WHAT NEEDS TO BE DONE
How many lines of the data include the string "JSON"? State the number and nothing else.

DATA TO PROCESS
◇ ◇ ◇
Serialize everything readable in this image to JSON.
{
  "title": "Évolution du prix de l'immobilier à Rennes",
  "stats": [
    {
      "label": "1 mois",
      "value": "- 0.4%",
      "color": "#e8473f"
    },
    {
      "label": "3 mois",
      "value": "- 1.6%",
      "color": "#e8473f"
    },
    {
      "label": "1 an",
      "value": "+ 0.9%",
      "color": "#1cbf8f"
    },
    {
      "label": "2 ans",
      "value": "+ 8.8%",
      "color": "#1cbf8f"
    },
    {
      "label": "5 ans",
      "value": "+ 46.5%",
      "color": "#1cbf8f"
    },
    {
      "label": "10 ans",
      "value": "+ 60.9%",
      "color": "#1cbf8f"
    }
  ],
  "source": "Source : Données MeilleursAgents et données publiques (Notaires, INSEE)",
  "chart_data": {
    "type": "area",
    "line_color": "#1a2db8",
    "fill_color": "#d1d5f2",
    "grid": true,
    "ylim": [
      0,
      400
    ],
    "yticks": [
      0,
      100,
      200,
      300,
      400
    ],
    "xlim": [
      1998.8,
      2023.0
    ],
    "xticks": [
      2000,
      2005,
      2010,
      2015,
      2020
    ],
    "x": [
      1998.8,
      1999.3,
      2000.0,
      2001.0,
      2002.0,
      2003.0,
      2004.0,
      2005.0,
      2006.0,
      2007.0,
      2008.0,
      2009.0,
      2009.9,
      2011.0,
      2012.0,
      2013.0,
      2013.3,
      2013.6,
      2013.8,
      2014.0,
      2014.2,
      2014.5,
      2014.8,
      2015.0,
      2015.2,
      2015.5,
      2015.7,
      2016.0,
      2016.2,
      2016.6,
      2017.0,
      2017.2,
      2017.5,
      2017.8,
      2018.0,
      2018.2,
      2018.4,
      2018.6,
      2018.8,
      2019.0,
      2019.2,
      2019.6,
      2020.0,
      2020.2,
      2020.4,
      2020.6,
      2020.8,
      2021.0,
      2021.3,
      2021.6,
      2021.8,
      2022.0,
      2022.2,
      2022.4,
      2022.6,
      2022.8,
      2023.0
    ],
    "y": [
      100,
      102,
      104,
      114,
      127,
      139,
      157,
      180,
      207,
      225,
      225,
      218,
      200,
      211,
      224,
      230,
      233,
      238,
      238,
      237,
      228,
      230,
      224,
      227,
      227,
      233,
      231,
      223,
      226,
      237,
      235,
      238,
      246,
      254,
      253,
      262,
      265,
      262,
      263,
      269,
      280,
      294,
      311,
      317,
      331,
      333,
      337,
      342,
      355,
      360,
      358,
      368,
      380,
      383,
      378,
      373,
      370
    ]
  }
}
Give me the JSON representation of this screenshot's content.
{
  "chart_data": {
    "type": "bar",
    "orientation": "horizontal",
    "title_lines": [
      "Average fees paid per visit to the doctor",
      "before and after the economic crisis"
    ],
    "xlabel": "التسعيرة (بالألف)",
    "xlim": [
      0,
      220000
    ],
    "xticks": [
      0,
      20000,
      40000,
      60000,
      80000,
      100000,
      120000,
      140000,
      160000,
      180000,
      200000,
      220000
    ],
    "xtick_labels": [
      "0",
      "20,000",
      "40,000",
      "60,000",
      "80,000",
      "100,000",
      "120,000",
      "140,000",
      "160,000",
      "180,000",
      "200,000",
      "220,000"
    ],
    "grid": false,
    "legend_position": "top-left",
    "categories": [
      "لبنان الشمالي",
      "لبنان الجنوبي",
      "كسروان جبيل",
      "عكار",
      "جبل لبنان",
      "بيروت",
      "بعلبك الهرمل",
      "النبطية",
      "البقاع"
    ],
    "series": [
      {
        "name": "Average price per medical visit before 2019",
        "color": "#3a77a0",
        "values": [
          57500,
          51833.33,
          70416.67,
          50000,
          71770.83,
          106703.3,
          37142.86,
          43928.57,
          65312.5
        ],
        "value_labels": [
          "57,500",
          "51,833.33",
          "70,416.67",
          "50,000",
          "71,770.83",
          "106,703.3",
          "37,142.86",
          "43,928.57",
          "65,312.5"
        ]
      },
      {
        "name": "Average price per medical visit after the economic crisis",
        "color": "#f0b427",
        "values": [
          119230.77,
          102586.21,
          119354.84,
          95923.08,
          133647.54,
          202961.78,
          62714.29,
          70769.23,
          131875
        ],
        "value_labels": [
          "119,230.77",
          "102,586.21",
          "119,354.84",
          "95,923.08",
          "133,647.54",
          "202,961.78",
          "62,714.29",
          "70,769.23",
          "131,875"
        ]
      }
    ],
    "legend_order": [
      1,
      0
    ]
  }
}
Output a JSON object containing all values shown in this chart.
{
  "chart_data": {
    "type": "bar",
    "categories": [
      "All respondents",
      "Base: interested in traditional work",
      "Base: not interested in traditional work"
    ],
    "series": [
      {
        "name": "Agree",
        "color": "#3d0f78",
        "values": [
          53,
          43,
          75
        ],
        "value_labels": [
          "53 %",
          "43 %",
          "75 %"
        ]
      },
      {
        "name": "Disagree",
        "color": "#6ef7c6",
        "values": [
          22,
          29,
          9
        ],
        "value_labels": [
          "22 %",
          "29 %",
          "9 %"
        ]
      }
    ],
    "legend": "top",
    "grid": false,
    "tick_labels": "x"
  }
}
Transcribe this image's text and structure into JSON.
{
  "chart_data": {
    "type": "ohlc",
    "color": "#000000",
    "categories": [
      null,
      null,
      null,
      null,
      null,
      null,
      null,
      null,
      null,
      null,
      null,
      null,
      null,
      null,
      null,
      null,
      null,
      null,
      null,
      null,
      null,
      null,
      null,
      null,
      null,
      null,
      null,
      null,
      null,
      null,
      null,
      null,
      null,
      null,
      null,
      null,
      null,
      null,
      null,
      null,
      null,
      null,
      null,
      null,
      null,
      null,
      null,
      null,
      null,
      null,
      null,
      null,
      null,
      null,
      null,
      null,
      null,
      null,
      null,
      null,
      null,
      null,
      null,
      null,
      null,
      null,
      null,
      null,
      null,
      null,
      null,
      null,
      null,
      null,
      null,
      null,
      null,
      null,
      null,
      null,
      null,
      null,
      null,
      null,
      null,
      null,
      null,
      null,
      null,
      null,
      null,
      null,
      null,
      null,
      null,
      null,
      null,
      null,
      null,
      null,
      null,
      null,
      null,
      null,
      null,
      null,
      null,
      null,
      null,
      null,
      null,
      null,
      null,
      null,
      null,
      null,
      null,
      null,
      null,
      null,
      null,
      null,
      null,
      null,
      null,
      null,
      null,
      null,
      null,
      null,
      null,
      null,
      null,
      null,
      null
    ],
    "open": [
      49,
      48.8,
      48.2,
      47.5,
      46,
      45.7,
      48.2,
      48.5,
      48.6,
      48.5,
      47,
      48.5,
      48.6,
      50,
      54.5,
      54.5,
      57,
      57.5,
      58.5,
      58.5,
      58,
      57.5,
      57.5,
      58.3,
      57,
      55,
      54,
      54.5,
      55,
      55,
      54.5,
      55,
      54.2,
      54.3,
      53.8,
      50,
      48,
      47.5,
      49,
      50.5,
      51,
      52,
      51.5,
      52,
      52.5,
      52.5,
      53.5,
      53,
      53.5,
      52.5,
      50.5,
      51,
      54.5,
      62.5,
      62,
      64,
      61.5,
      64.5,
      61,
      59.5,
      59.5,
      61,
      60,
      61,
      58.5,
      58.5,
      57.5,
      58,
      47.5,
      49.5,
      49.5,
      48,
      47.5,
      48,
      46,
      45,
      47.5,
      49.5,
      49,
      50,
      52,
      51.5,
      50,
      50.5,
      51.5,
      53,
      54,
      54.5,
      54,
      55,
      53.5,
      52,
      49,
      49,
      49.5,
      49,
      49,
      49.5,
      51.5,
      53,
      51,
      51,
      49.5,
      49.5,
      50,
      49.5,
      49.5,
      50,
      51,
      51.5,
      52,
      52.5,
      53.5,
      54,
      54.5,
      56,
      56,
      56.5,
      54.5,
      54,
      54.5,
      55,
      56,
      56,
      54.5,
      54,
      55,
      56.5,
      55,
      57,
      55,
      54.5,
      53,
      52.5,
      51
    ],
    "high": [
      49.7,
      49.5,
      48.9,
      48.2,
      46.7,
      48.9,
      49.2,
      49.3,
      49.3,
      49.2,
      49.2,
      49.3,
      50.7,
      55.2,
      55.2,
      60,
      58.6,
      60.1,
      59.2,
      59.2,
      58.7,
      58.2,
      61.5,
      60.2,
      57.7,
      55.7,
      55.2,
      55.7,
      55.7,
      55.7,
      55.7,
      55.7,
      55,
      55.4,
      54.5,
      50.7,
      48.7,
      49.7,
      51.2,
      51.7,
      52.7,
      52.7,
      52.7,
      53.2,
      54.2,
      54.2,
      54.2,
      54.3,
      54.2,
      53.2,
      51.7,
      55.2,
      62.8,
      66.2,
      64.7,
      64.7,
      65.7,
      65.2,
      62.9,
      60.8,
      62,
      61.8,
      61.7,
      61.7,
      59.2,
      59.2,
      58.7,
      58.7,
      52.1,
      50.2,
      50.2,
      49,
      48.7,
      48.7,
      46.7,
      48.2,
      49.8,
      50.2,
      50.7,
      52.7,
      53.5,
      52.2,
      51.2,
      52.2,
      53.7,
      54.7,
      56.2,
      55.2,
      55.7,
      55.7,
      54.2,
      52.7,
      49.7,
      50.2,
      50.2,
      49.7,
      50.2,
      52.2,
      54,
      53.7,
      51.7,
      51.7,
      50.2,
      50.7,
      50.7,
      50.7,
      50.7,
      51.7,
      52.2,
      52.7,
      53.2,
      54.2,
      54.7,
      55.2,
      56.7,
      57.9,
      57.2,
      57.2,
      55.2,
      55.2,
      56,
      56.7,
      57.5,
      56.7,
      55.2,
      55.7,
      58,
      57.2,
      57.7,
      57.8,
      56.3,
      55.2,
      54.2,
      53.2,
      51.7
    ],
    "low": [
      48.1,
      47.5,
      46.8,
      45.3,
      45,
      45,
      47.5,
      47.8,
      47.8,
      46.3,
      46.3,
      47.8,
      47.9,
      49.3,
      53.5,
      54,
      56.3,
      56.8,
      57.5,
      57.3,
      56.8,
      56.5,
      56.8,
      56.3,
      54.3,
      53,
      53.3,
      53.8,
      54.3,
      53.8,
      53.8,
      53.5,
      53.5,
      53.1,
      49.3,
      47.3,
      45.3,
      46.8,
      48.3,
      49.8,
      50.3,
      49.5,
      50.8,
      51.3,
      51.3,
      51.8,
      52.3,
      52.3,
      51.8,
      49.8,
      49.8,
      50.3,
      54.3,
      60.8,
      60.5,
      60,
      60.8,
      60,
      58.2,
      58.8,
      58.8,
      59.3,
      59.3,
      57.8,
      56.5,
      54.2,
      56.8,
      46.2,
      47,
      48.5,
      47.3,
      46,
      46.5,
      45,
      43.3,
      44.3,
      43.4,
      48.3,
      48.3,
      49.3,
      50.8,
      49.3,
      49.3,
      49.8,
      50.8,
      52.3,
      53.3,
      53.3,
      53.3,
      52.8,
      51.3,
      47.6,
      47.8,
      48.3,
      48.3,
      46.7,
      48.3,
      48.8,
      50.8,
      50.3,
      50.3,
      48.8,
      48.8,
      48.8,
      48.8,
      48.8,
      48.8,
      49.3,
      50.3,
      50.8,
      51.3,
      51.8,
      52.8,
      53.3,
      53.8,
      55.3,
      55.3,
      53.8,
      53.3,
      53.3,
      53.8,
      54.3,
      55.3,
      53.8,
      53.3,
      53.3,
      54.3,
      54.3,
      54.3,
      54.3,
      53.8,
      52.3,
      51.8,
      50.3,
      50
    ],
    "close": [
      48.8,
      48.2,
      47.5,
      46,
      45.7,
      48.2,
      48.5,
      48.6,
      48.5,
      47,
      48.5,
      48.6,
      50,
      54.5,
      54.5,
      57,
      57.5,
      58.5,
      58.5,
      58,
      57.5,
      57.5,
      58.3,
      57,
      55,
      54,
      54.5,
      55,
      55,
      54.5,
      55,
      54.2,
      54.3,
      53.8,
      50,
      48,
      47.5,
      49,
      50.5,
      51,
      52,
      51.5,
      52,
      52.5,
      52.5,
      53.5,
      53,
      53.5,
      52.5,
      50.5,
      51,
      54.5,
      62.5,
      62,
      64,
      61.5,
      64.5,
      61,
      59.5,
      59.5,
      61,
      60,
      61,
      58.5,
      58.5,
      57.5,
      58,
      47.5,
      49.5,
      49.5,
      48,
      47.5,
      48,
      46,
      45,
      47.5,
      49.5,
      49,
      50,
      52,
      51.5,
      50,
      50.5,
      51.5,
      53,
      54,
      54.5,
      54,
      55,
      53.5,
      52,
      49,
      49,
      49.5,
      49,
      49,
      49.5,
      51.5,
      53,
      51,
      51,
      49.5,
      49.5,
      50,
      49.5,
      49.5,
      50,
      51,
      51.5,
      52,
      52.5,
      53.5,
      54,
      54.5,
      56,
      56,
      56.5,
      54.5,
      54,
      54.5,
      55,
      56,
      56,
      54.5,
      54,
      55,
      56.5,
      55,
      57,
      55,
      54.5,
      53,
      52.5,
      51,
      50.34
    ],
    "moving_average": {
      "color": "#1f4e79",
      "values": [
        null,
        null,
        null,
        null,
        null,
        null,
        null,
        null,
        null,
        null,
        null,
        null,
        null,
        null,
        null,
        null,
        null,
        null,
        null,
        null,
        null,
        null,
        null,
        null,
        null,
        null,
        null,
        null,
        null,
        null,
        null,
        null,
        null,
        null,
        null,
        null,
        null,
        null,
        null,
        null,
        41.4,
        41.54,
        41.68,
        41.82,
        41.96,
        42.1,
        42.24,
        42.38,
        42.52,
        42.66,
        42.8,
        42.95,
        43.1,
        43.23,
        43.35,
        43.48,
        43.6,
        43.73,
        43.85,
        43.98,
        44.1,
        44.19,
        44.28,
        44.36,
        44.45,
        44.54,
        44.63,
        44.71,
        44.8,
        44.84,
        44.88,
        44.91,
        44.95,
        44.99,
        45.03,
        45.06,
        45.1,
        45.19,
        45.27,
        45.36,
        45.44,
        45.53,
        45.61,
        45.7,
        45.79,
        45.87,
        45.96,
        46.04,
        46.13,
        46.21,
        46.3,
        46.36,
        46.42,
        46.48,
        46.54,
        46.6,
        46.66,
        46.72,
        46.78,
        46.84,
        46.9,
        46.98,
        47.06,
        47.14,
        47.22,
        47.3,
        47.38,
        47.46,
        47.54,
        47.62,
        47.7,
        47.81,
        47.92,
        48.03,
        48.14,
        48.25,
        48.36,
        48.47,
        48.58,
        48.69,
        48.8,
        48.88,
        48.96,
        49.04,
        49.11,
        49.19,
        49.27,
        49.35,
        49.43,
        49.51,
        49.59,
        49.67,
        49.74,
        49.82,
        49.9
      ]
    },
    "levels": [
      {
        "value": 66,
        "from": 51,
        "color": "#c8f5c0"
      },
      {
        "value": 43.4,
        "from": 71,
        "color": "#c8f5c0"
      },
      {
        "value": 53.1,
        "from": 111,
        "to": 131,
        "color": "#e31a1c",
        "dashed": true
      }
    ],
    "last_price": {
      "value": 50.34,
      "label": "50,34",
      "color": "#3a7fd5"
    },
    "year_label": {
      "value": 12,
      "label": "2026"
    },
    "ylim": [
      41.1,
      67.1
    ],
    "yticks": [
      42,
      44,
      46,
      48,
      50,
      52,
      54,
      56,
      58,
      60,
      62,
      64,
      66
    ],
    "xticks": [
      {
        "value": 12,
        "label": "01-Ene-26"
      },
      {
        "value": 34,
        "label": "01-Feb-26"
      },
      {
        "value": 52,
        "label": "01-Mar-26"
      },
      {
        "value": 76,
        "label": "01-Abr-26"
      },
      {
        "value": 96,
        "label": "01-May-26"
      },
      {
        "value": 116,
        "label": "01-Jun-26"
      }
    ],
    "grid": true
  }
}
◇ ◇ ◇
WORKED SOLUTION
4